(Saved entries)
• • • • • • •

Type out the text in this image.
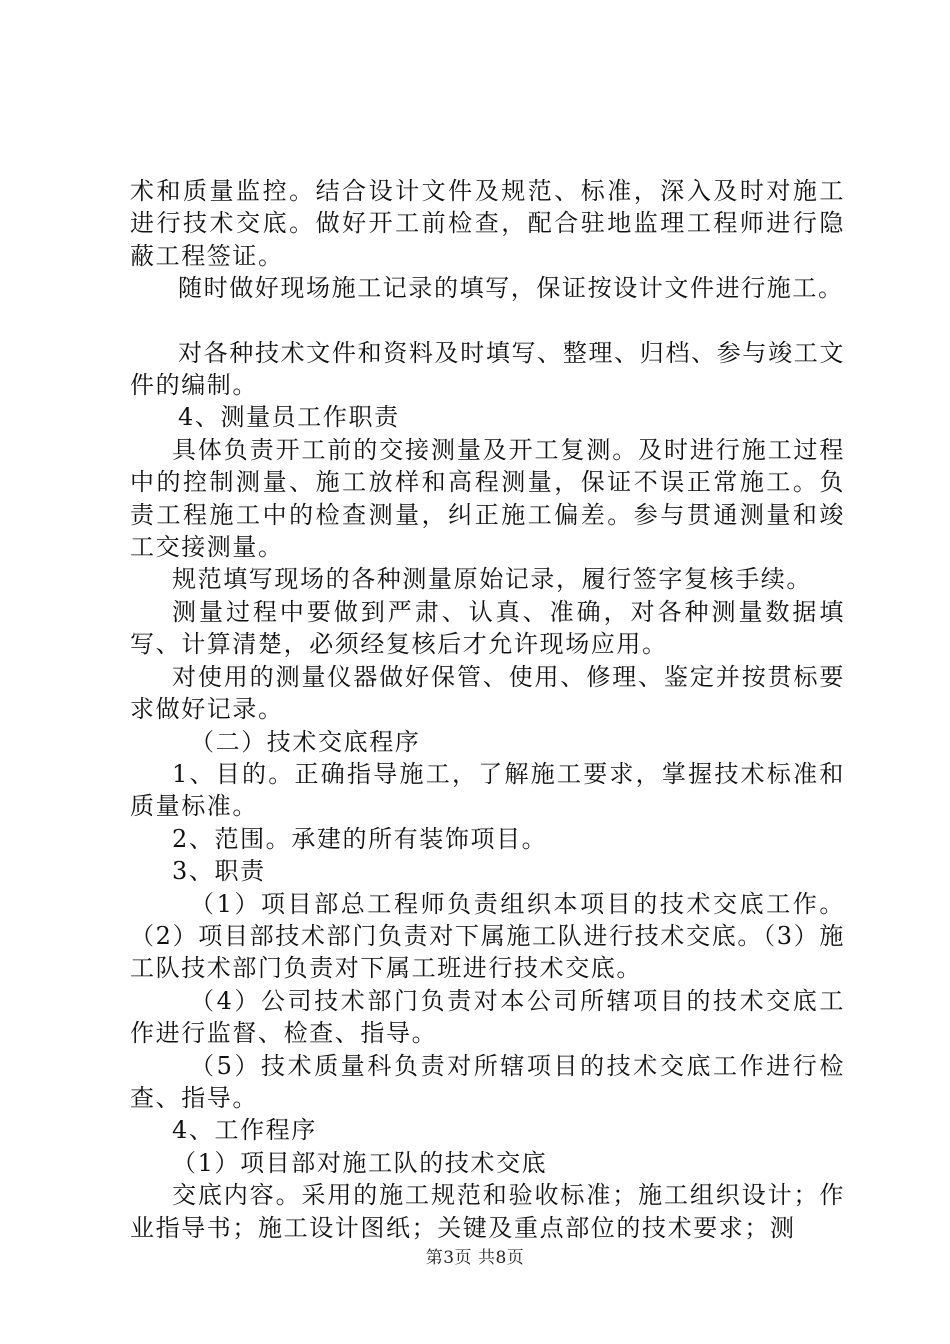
术和质量监控。结合设计文件及规范、标准，深入及时对施工进行技术交底。做好开工前检查，配合驻地监理工程师进行隐蔽工程签证。

随时做好现场施工记录的填写，保证按设计文件进行施工。

对各种技术文件和资料及时填写、整理、归档、参与竣工文件的编制。

4、测量员工作职责

具体负责开工前的交接测量及开工复测。及时进行施工过程中的控制测量、施工放样和高程测量，保证不误正常施工。负责工程施工中的检查测量，纠正施工偏差。参与贯通测量和竣工交接测量。

规范填写现场的各种测量原始记录，履行签字复核手续。

测量过程中要做到严肃、认真、准确，对各种测量数据填写、计算清楚，必须经复核后才允许现场应用。

对使用的测量仪器做好保管、使用、修理、鉴定并按贯标要求做好记录。

（二）技术交底程序

1、目的。正确指导施工，了解施工要求，掌握技术标准和质量标准。

2、范围。承建的所有装饰项目。

3、职责

（1）项目部总工程师负责组织本项目的技术交底工作。（2）项目部技术部门负责对下属施工队进行技术交底。（3）施工队技术部门负责对下属工班进行技术交底。

（4）公司技术部门负责对本公司所辖项目的技术交底工作进行监督、检查、指导。

（5）技术质量科负责对所辖项目的技术交底工作进行检查、指导。

4、工作程序

（1）项目部对施工队的技术交底

交底内容。采用的施工规范和验收标准；施工组织设计；作业指导书；施工设计图纸；关键及重点部位的技术要求；测

第3页 共8页
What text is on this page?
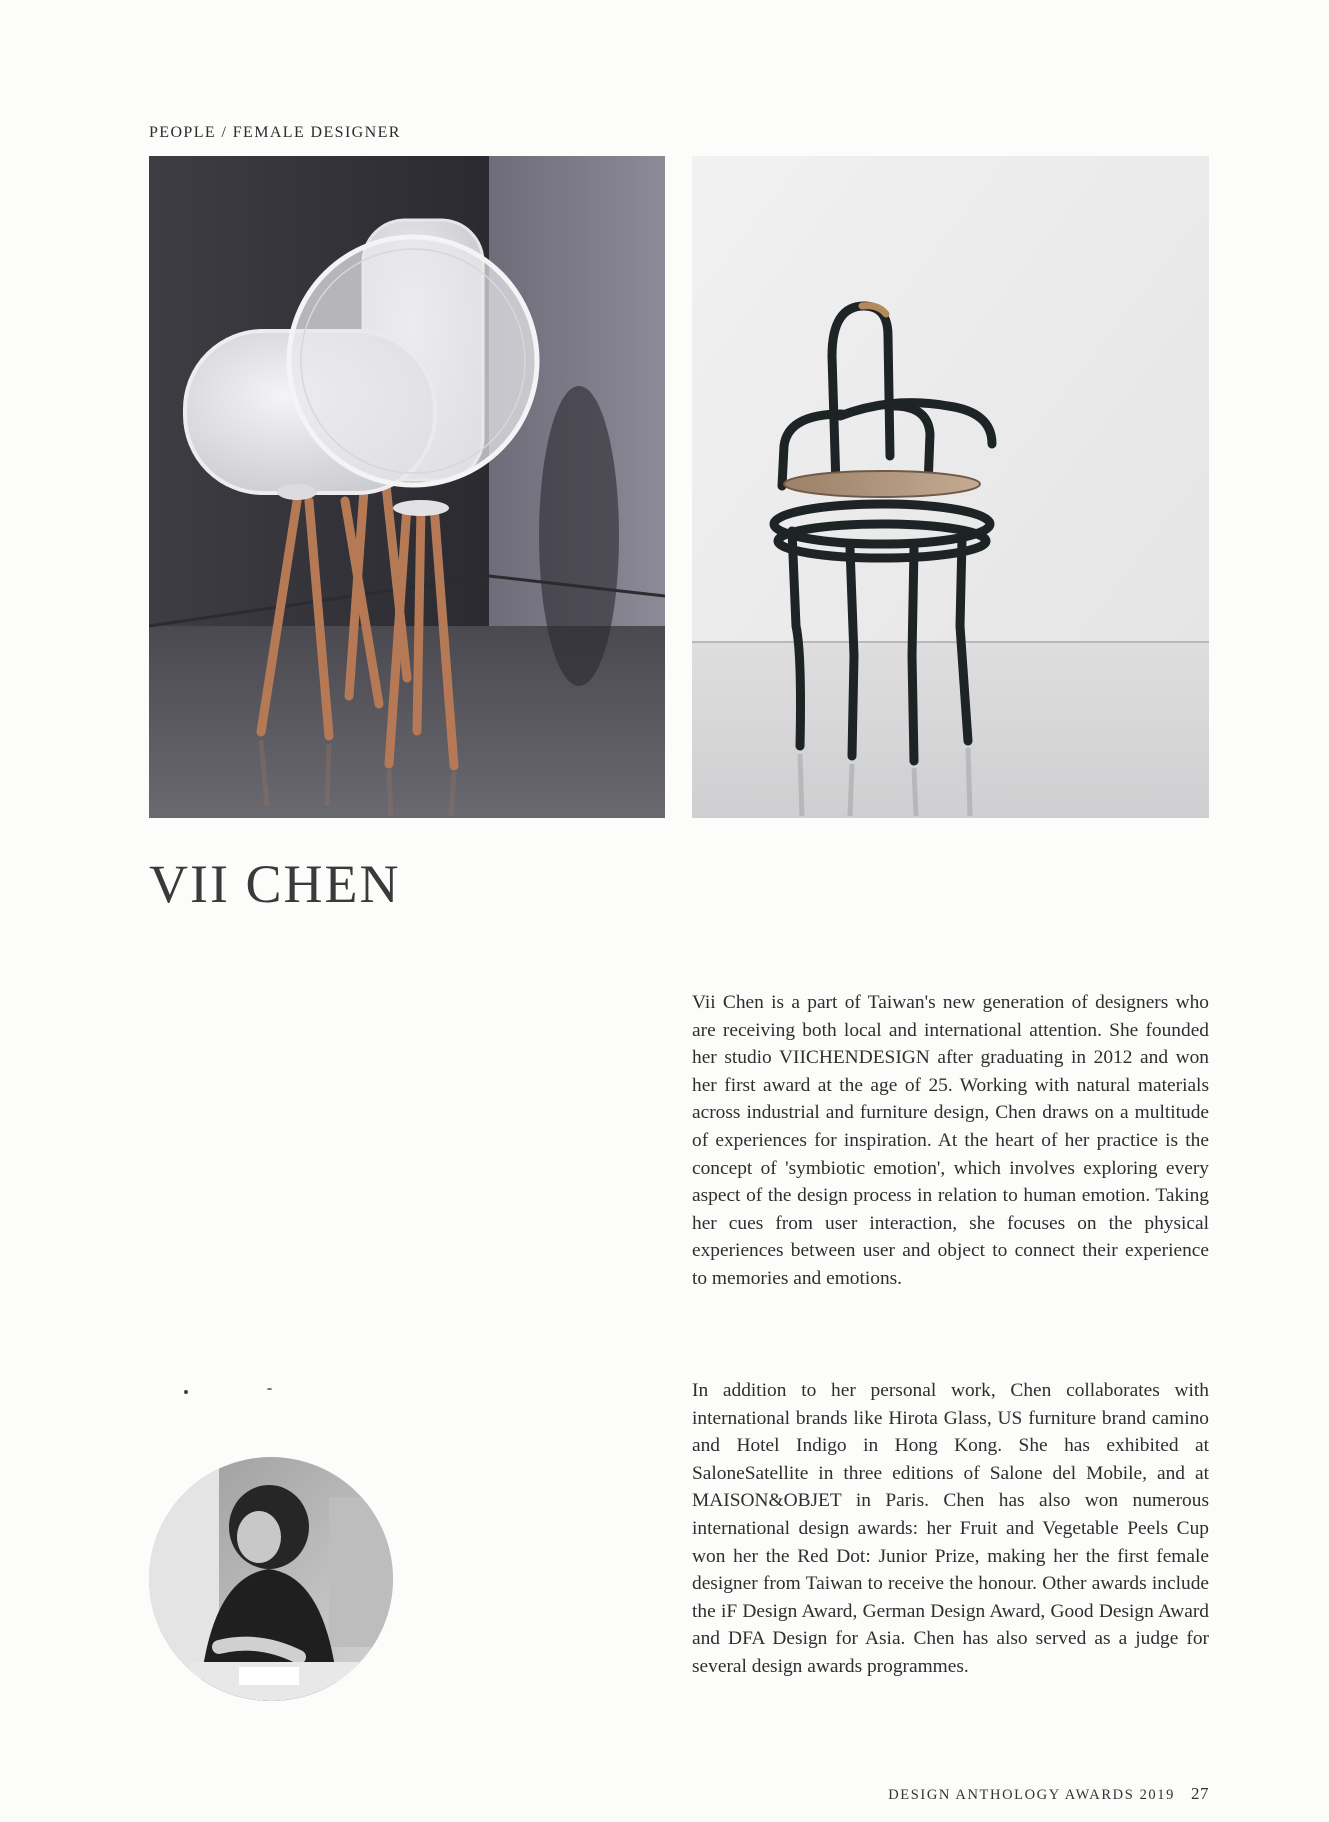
PEOPLE / FEMALE DESIGNER
VII CHEN

Vii Chen is a part of Taiwan's new generation of designers who are receiving both local and international attention. She founded her studio VIICHENDESIGN after graduating in 2012 and won her first award at the age of 25. Working with natural materials across industrial and furniture design, Chen draws on a multitude of experiences for inspiration. At the heart of her practice is the concept of 'symbiotic emotion', which involves exploring every aspect of the design process in relation to human emotion. Taking her cues from user interaction, she focuses on the physical experiences between user and object to connect their experience to memories and emotions.

In addition to her personal work, Chen collaborates with international brands like Hirota Glass, US furniture brand camino and Hotel Indigo in Hong Kong. She has exhibited at SaloneSatellite in three editions of Salone del Mobile, and at MAISON&OBJET in Paris. Chen has also won numerous international design awards: her Fruit and Vegetable Peels Cup won her the Red Dot: Junior Prize, making her the first female designer from Taiwan to receive the honour. Other awards include the iF Design Award, German Design Award, Good Design Award and DFA Design for Asia. Chen has also served as a judge for several design awards programmes.

DESIGN ANTHOLOGY AWARDS 2019 27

• • • • • • •

» **AIM OF THE EXERCISE**: Scan the records above and report how many lines include the word "this", without any other text.

» **FINISHED ANSWER**: 2